Data items:
******************************

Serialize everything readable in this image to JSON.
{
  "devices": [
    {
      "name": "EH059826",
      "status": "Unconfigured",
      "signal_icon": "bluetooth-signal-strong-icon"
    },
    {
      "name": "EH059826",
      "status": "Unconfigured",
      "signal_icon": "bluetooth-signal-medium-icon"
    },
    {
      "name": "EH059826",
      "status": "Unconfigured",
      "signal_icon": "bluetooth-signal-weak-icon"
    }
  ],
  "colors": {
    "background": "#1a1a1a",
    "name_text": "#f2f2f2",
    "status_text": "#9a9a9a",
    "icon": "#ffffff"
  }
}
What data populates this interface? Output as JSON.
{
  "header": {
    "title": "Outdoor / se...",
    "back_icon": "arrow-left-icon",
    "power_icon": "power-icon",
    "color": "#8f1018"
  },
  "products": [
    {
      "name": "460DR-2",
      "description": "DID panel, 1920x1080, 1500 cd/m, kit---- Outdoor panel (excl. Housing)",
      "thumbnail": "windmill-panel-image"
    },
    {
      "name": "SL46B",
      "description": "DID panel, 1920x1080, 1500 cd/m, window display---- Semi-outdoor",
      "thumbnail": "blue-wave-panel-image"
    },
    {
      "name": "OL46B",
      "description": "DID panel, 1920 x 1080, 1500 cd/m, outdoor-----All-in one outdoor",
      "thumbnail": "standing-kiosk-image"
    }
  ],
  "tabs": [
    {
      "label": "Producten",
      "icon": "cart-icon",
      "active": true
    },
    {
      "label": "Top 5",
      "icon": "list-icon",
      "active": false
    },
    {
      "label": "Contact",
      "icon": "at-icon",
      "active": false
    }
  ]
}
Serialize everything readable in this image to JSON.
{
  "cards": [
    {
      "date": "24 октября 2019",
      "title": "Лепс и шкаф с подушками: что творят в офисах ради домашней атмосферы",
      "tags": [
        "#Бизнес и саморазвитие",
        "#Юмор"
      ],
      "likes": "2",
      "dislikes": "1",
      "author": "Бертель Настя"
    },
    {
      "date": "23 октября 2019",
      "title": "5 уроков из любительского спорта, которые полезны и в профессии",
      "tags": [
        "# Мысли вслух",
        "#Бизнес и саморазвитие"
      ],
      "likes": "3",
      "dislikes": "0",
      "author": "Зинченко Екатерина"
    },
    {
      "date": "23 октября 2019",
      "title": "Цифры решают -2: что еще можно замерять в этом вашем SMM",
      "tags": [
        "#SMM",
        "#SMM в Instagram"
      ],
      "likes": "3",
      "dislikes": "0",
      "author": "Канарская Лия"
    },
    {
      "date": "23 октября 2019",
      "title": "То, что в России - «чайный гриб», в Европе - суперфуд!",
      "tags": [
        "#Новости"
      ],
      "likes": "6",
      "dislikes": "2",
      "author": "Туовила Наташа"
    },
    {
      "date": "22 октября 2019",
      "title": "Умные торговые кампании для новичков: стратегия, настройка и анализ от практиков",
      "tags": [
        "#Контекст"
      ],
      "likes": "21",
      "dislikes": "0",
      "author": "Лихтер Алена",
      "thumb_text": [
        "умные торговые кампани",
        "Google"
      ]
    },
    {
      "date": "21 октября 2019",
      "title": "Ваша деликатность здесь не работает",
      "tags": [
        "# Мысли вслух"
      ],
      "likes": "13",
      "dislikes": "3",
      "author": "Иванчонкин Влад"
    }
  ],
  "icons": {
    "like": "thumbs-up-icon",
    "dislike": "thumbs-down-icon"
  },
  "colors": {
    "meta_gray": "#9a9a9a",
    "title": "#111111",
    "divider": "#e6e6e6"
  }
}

******************************

* Task brief:
The entries above must be returned exactly.

* Exercise output:
Serialize everything readable in this image to JSON.
{
  "devices": [
    {
      "name": "EH059826",
      "status": "Unconfigured",
      "signal_icon": "bluetooth-signal-strong-icon"
    },
    {
      "name": "EH059826",
      "status": "Unconfigured",
      "signal_icon": "bluetooth-signal-medium-icon"
    },
    {
      "name": "EH059826",
      "status": "Unconfigured",
      "signal_icon": "bluetooth-signal-weak-icon"
    }
  ],
  "colors": {
    "background": "#1a1a1a",
    "name_text": "#f2f2f2",
    "status_text": "#9a9a9a",
    "icon": "#ffffff"
  }
}
What data populates this interface? Output as JSON.
{
  "header": {
    "title": "Outdoor / se...",
    "back_icon": "arrow-left-icon",
    "power_icon": "power-icon",
    "color": "#8f1018"
  },
  "products": [
    {
      "name": "460DR-2",
      "description": "DID panel, 1920x1080, 1500 cd/m, kit---- Outdoor panel (excl. Housing)",
      "thumbnail": "windmill-panel-image"
    },
    {
      "name": "SL46B",
      "description": "DID panel, 1920x1080, 1500 cd/m, window display---- Semi-outdoor",
      "thumbnail": "blue-wave-panel-image"
    },
    {
      "name": "OL46B",
      "description": "DID panel, 1920 x 1080, 1500 cd/m, outdoor-----All-in one outdoor",
      "thumbnail": "standing-kiosk-image"
    }
  ],
  "tabs": [
    {
      "label": "Producten",
      "icon": "cart-icon",
      "active": true
    },
    {
      "label": "Top 5",
      "icon": "list-icon",
      "active": false
    },
    {
      "label": "Contact",
      "icon": "at-icon",
      "active": false
    }
  ]
}
Serialize everything readable in this image to JSON.
{
  "cards": [
    {
      "date": "24 октября 2019",
      "title": "Лепс и шкаф с подушками: что творят в офисах ради домашней атмосферы",
      "tags": [
        "#Бизнес и саморазвитие",
        "#Юмор"
      ],
      "likes": "2",
      "dislikes": "1",
      "author": "Бертель Настя"
    },
    {
      "date": "23 октября 2019",
      "title": "5 уроков из любительского спорта, которые полезны и в профессии",
      "tags": [
        "# Мысли вслух",
        "#Бизнес и саморазвитие"
      ],
      "likes": "3",
      "dislikes": "0",
      "author": "Зинченко Екатерина"
    },
    {
      "date": "23 октября 2019",
      "title": "Цифры решают -2: что еще можно замерять в этом вашем SMM",
      "tags": [
        "#SMM",
        "#SMM в Instagram"
      ],
      "likes": "3",
      "dislikes": "0",
      "author": "Канарская Лия"
    },
    {
      "date": "23 октября 2019",
      "title": "То, что в России - «чайный гриб», в Европе - суперфуд!",
      "tags": [
        "#Новости"
      ],
      "likes": "6",
      "dislikes": "2",
      "author": "Туовила Наташа"
    },
    {
      "date": "22 октября 2019",
      "title": "Умные торговые кампании для новичков: стратегия, настройка и анализ от практиков",
      "tags": [
        "#Контекст"
      ],
      "likes": "21",
      "dislikes": "0",
      "author": "Лихтер Алена",
      "thumb_text": [
        "умные торговые кампани",
        "Google"
      ]
    },
    {
      "date": "21 октября 2019",
      "title": "Ваша деликатность здесь не работает",
      "tags": [
        "# Мысли вслух"
      ],
      "likes": "13",
      "dislikes": "3",
      "author": "Иванчонкин Влад"
    }
  ],
  "icons": {
    "like": "thumbs-up-icon",
    "dislike": "thumbs-down-icon"
  },
  "colors": {
    "meta_gray": "#9a9a9a",
    "title": "#111111",
    "divider": "#e6e6e6"
  }
}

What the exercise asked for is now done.